_Task statement_: Locate the line containing "Give me a plain-text", then please write out that line and all the lines below it in the entries exactly.

start Provided material

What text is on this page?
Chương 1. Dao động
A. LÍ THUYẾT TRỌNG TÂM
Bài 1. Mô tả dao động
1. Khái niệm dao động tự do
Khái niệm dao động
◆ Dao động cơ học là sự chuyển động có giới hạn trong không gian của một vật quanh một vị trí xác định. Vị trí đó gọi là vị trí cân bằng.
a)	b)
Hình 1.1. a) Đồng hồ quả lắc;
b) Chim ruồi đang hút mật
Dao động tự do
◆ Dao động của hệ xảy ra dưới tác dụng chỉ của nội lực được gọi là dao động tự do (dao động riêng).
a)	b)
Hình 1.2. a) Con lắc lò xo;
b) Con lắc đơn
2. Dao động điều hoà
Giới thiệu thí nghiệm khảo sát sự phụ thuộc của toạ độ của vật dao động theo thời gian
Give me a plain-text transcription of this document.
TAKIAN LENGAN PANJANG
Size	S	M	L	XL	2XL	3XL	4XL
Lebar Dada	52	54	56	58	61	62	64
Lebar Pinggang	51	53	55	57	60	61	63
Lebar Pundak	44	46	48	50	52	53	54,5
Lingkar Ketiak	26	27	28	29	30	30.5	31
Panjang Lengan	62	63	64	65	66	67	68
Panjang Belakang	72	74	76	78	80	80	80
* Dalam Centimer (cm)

end Provided material

_Complete answer_:
Give me a plain-text transcription of this document.
TAKIAN LENGAN PANJANG
Size	S	M	L	XL	2XL	3XL	4XL
Lebar Dada	52	54	56	58	61	62	64
Lebar Pinggang	51	53	55	57	60	61	63
Lebar Pundak	44	46	48	50	52	53	54,5
Lingkar Ketiak	26	27	28	29	30	30.5	31
Panjang Lengan	62	63	64	65	66	67	68
Panjang Belakang	72	74	76	78	80	80	80
* Dalam Centimer (cm)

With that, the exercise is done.